Le retrait dans la sphère privée est consécutif à une époque de fort engagement public pour reprendre la dialectique analysée par Albert O. Hirschman[8]. Cette période de retrait apparaît difficile à caractériser tout l’usage des préfixes post ou néo pour qualifier cette phase succédant à la modernité. Pourtant, l’ouvrage de Lessard suggère en filigrane que la modernité politique n’est pas pour autant abolie. Il propose de revenir à des catégories générales pour comprendre le malaise politique contemporain. Si l’idée moderne du politique apparaît moins prégnante dans les sociétés occidentales contemporaines, cela ne signifie pas pour autant que ces catégories soient inopérantes[9]. La page inaugurée par les Révolutions américaine et française n’est pas pour autant refermée.
Le débat sur la représentation politique
La représentation politique est régulièrement remise en question. En s’appuyant sur les formulations de ce principe chez Siéyès et Guizot, Jean-François Lessard montre à juste titre que les revendications participatives contemporaines s’inscrivent en réalité dans une volonté de transformation du cadre représentatif. Le principe représentatif était destiné à créer un type de gouvernement légitime stable même s’il n’est pas toujours adapté aux souhaits démocratiques. Benjamin Constant est l’un de ceux qui a défini les différentes temporalités : le temps de la citoyenneté est réduit chez l’homme moderne en raison de l’extension des besoins de la société civile. Ainsi, la représentation politique a absorbé dans l’histoire la dialectique entre la recherche de formes socialisantes (création de l’État social protecteur) et celle de formes libérales (limitation de la sphère étatique et protection des droits des individus). Le cadre représentatif est loin d’être aboli dans la mesure où il constitue un support aux différentes problématiques sociales. Il est en évolution entre la complexité de la demande sociale diffuse (mouvements de la société civile étudiés par la sociologie des mobilisations) et les circuits de réalisation des politiques publiques concrètes (output).
******
### EXERCICES PROPOSÉS
[a] Mettez à jour le passage de l'extrait allant de « Le retrait dans » jusqu'à « pour autant refermée. » inclus, en y remplaçant « sociétés occidentales » par « sociétés européennes ».
[b] Selon l'extrait, sur les formulations de quels auteurs Jean-François Lessard s'appuie-t-il pour traiter du principe de la représentation politique ?
Les lignes ci-après proviennent d'une source distincte de l'extrait.

Annotations spatiales:
******
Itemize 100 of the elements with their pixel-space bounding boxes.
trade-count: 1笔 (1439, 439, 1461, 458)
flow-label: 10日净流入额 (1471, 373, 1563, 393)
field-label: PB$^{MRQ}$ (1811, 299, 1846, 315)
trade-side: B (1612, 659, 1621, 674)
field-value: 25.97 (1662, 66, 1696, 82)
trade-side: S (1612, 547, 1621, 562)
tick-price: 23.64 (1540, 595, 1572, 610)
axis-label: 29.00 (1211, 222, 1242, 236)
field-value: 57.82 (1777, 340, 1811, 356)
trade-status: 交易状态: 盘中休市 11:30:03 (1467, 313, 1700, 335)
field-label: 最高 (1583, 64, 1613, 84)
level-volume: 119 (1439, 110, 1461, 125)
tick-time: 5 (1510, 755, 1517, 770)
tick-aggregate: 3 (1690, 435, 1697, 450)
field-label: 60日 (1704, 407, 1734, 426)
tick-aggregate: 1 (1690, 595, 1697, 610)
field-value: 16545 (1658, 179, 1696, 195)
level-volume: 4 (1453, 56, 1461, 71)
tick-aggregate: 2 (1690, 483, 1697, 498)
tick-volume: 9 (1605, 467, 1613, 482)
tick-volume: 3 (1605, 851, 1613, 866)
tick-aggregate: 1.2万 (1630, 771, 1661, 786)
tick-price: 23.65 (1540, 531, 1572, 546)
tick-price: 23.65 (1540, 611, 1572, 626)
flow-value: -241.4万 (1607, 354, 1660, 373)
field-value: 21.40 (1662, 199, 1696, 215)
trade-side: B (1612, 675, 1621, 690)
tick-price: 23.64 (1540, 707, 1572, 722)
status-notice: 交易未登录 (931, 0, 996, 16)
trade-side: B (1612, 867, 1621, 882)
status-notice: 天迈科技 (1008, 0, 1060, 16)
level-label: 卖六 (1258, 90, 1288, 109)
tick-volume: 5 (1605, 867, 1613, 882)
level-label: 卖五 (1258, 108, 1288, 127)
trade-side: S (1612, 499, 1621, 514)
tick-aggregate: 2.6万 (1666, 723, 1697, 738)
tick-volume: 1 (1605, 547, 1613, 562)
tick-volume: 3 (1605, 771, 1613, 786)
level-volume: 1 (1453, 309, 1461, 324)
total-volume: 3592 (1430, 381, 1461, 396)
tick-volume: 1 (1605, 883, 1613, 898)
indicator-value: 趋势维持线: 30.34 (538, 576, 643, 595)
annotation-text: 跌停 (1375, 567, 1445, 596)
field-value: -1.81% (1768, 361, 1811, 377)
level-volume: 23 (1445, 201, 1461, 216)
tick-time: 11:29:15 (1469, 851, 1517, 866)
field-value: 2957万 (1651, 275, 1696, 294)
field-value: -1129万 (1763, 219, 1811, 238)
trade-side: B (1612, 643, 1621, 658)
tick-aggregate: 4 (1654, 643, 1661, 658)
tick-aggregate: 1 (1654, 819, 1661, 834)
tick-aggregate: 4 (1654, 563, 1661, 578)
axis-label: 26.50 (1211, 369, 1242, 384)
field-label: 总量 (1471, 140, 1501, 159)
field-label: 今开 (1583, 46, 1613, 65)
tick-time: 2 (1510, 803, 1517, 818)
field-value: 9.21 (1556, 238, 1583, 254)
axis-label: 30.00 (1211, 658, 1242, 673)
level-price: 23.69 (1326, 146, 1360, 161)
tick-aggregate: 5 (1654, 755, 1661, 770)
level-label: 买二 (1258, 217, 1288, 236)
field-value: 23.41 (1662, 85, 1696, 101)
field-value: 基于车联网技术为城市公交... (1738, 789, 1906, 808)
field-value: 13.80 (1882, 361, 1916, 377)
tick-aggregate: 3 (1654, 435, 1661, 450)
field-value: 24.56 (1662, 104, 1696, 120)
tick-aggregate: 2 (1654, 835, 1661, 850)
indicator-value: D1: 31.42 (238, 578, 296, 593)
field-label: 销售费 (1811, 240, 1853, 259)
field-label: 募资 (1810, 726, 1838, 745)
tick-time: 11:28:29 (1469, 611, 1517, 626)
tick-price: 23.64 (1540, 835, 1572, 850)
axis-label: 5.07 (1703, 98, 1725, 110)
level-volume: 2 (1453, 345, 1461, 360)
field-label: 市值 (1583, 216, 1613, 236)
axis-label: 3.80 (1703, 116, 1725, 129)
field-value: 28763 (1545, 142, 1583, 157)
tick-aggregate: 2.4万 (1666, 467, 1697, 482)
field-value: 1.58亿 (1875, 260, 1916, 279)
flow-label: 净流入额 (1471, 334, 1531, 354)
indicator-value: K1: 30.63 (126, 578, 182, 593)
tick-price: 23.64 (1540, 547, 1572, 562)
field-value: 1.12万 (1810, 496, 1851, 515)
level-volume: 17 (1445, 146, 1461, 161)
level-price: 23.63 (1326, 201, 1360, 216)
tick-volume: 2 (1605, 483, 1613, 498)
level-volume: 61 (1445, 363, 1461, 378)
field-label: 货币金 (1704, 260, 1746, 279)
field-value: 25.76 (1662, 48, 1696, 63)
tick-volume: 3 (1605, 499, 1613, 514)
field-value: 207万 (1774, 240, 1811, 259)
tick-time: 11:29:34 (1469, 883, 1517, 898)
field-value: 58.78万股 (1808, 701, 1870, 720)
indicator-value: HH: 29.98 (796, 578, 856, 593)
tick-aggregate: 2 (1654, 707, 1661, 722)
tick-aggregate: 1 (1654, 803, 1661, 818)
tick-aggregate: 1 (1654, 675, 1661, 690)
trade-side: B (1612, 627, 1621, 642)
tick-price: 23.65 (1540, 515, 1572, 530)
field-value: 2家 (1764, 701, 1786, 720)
******
### CORRIGÉ DÉTAILLÉ
[a]
Le retrait dans la sphère privée est consécutif à une époque de fort engagement public pour reprendre la dialectique analysée par Albert O. Hirschman[8]. Cette période de retrait apparaît difficile à caractériser tout l’usage des préfixes post ou néo pour qualifier cette phase succédant à la modernité. Pourtant, l’ouvrage de Lessard suggère en filigrane que la modernité politique n’est pas pour autant abolie. Il propose de revenir à des catégories générales pour comprendre le malaise politique contemporain. Si l’idée moderne du politique apparaît moins prégnante dans les sociétés européennes contemporaines, cela ne signifie pas pour autant que ces catégories soient inopérantes[9]. La page inaugurée par les Révolutions américaine et française n’est pas pour autant refermée.

[b] Sur celles de Siéyès et de Guizot.